Begin Information given

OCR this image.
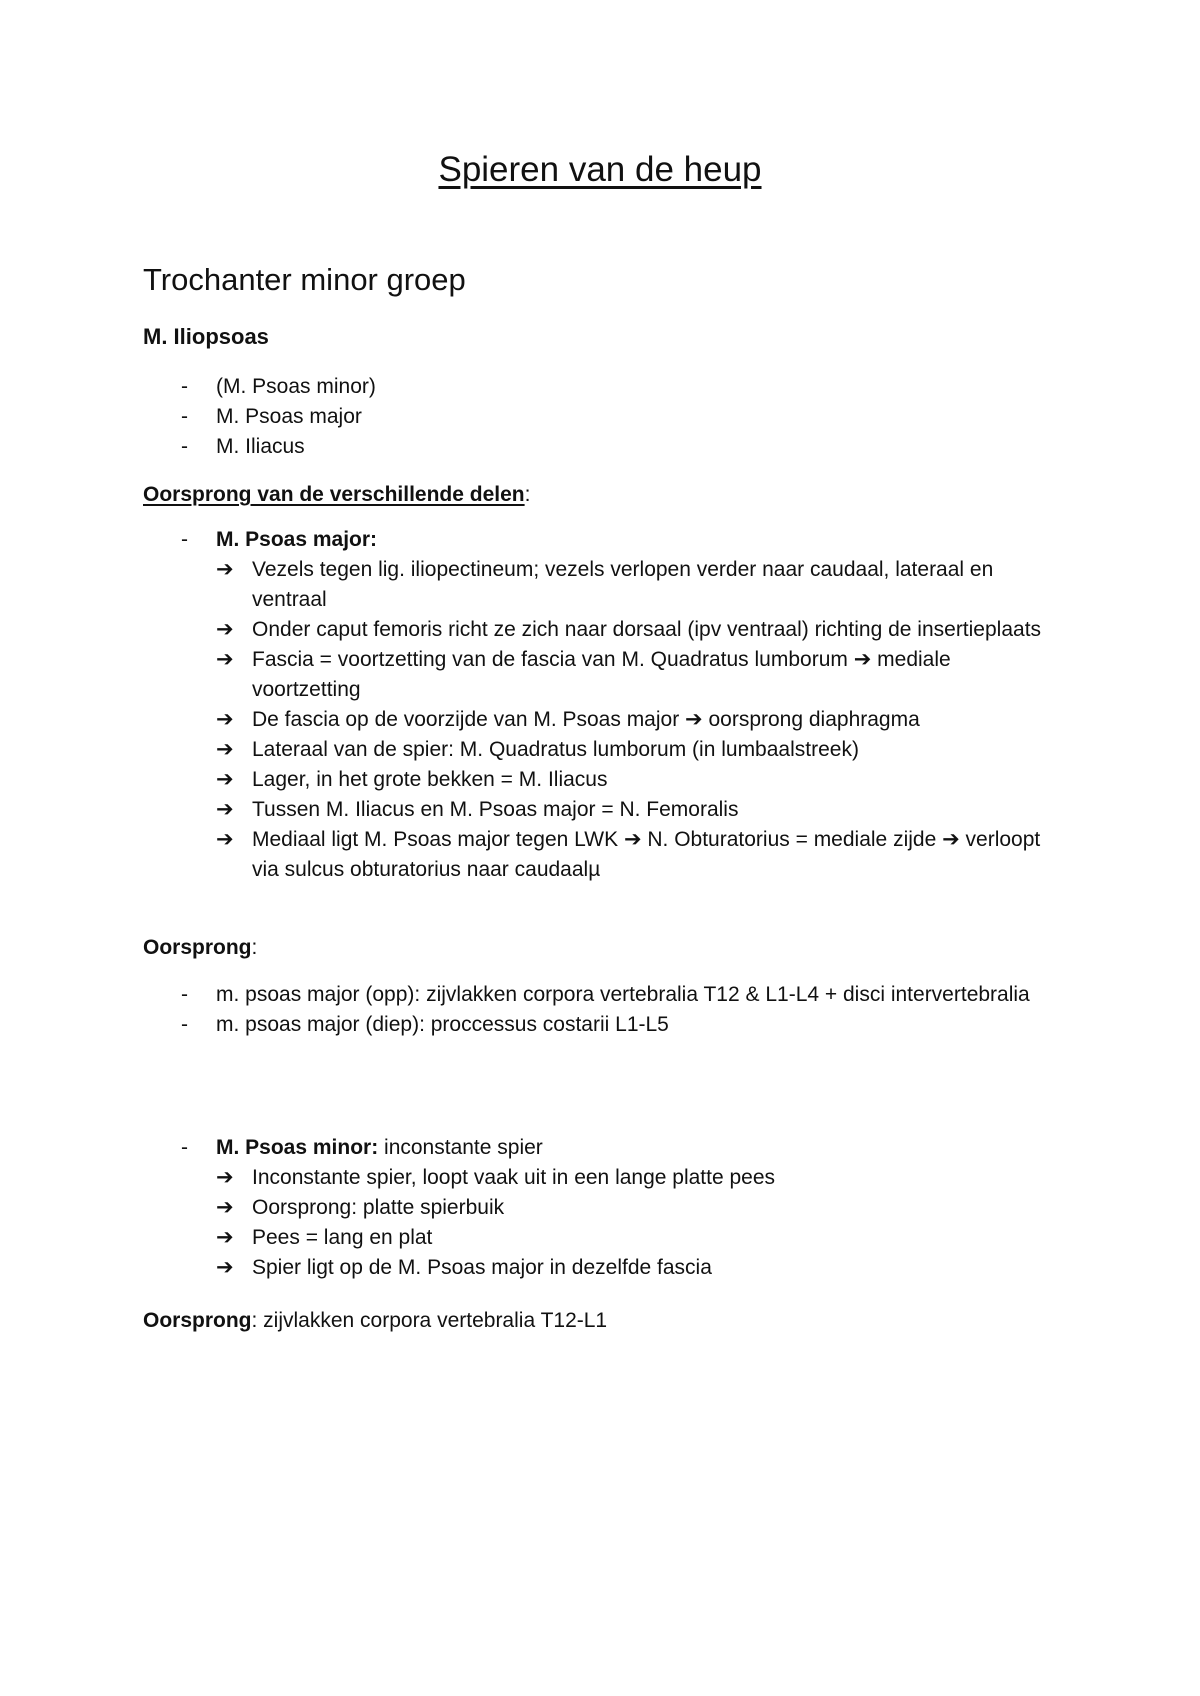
Spieren van de heup
Trochanter minor groep
M. Iliopsoas
- (M. Psoas minor)
- M. Psoas major
- M. Iliacus

Oorsprong van de verschillende delen:

- M. Psoas major:
➔ Vezels tegen lig. iliopectineum; vezels verlopen verder naar caudaal, lateraal en ventraal
➔ Onder caput femoris richt ze zich naar dorsaal (ipv ventraal) richting de insertieplaats
➔ Fascia = voortzetting van de fascia van M. Quadratus lumborum ➔ mediale voortzetting
➔ De fascia op de voorzijde van M. Psoas major ➔ oorsprong diaphragma
➔ Lateraal van de spier: M. Quadratus lumborum (in lumbaalstreek)
➔ Lager, in het grote bekken = M. Iliacus
➔ Tussen M. Iliacus en M. Psoas major = N. Femoralis
➔ Mediaal ligt M. Psoas major tegen LWK ➔ N. Obturatorius = mediale zijde ➔ verloopt via sulcus obturatorius naar caudaalµ

Oorsprong:

- m. psoas major (opp): zijvlakken corpora vertebralia T12 & L1-L4 + disci intervertebralia
- m. psoas major (diep): proccessus costarii L1-L5
- M. Psoas minor: inconstante spier
➔ Inconstante spier, loopt vaak uit in een lange platte pees
➔ Oorsprong: platte spierbuik
➔ Pees = lang en plat
➔ Spier ligt op de M. Psoas major in dezelfde fascia

Oorsprong: zijvlakken corpora vertebralia T12-L1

End Information given

• **Task directions**: Pull out every line in the material above where "mediale" occurs.

• **Answer**:
➔ Fascia = voortzetting van de fascia van M. Quadratus lumborum ➔ mediale voortzetting
➔ Mediaal ligt M. Psoas major tegen LWK ➔ N. Obturatorius = mediale zijde ➔ verloopt via sulcus obturatorius naar caudaalµ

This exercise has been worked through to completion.